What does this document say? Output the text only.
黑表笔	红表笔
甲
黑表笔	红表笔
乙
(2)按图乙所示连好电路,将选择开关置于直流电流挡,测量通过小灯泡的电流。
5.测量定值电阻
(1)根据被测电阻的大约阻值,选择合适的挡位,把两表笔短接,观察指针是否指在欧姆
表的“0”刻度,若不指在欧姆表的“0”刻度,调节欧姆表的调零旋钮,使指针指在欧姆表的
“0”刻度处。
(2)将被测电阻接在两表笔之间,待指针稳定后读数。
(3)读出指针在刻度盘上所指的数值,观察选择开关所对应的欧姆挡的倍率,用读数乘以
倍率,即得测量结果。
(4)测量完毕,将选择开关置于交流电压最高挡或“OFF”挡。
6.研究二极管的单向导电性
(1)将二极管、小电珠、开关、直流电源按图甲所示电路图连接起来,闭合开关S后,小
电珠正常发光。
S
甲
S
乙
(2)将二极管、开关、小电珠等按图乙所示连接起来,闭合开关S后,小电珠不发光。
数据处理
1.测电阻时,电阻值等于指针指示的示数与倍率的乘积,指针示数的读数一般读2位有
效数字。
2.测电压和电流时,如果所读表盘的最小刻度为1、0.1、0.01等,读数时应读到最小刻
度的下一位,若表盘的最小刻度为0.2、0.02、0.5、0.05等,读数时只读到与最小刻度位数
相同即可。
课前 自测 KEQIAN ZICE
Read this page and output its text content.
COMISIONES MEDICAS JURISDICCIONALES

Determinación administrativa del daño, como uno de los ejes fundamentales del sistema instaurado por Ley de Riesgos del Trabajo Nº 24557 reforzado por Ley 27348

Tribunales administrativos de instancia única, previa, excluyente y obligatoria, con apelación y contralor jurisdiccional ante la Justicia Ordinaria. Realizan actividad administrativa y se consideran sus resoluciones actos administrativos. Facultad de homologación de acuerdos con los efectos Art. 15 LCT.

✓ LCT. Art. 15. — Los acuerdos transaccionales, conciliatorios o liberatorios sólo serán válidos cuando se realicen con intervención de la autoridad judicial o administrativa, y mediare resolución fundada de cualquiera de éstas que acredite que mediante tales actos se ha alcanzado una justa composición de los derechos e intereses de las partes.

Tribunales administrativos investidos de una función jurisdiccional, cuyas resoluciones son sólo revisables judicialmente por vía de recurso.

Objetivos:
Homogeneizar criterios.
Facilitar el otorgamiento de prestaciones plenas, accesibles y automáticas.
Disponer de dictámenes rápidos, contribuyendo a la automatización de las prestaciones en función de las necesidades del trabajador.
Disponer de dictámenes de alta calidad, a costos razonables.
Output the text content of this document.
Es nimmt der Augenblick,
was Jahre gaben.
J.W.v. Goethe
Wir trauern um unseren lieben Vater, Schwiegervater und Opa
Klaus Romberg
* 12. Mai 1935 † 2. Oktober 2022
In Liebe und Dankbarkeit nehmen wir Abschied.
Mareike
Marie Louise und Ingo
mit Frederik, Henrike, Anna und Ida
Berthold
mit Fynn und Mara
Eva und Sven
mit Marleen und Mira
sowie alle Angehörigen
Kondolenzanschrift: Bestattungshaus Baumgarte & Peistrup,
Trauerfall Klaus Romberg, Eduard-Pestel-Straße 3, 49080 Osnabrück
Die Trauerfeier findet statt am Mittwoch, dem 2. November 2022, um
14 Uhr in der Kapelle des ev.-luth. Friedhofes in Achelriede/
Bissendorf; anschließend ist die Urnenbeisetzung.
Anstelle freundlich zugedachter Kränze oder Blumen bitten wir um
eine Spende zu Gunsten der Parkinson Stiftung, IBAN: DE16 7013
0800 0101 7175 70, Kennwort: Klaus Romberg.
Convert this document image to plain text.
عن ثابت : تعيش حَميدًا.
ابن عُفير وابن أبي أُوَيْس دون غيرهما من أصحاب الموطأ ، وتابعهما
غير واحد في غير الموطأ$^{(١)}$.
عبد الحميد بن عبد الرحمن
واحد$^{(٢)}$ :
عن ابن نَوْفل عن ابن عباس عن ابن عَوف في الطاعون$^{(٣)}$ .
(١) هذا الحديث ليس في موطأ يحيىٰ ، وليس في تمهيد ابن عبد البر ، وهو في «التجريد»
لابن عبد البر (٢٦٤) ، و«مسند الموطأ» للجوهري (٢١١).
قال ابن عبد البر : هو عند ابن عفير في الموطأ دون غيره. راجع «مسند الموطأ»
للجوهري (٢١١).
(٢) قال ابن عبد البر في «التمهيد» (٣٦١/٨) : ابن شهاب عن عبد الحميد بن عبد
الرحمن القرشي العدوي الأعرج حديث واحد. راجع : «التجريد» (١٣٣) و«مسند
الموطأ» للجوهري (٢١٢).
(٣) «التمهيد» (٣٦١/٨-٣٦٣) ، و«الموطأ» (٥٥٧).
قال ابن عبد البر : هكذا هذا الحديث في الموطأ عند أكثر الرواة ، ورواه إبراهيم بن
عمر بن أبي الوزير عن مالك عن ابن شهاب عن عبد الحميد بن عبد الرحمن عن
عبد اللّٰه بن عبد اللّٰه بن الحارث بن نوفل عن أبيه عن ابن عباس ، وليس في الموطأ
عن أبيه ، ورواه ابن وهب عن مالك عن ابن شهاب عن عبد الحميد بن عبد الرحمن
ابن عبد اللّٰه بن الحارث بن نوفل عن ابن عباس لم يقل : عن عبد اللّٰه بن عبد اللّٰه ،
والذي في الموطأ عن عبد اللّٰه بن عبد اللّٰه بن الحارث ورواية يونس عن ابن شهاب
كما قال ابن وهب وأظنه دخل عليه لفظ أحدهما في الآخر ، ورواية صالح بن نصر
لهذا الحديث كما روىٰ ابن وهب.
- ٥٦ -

○ ○ ○ ○

◆ WHAT IS BEING ASKED:
Extract every line from the one containing "Convert this document image to plain text." through the last line of the data, inclusive, exactly as written.

◆ EXPECTED OUTPUT:
Convert this document image to plain text.
عن ثابت : تعيش حَميدًا.
ابن عُفير وابن أبي أُوَيْس دون غيرهما من أصحاب الموطأ ، وتابعهما
غير واحد في غير الموطأ$^{(١)}$.
عبد الحميد بن عبد الرحمن
واحد$^{(٢)}$ :
عن ابن نَوْفل عن ابن عباس عن ابن عَوف في الطاعون$^{(٣)}$ .
(١) هذا الحديث ليس في موطأ يحيىٰ ، وليس في تمهيد ابن عبد البر ، وهو في «التجريد»
لابن عبد البر (٢٦٤) ، و«مسند الموطأ» للجوهري (٢١١).
قال ابن عبد البر : هو عند ابن عفير في الموطأ دون غيره. راجع «مسند الموطأ»
للجوهري (٢١١).
(٢) قال ابن عبد البر في «التمهيد» (٣٦١/٨) : ابن شهاب عن عبد الحميد بن عبد
الرحمن القرشي العدوي الأعرج حديث واحد. راجع : «التجريد» (١٣٣) و«مسند
الموطأ» للجوهري (٢١٢).
(٣) «التمهيد» (٣٦١/٨-٣٦٣) ، و«الموطأ» (٥٥٧).
قال ابن عبد البر : هكذا هذا الحديث في الموطأ عند أكثر الرواة ، ورواه إبراهيم بن
عمر بن أبي الوزير عن مالك عن ابن شهاب عن عبد الحميد بن عبد الرحمن عن
عبد اللّٰه بن عبد اللّٰه بن الحارث بن نوفل عن أبيه عن ابن عباس ، وليس في الموطأ
عن أبيه ، ورواه ابن وهب عن مالك عن ابن شهاب عن عبد الحميد بن عبد الرحمن
ابن عبد اللّٰه بن الحارث بن نوفل عن ابن عباس لم يقل : عن عبد اللّٰه بن عبد اللّٰه ،
والذي في الموطأ عن عبد اللّٰه بن عبد اللّٰه بن الحارث ورواية يونس عن ابن شهاب
كما قال ابن وهب وأظنه دخل عليه لفظ أحدهما في الآخر ، ورواية صالح بن نصر
لهذا الحديث كما روىٰ ابن وهب.
- ٥٦ -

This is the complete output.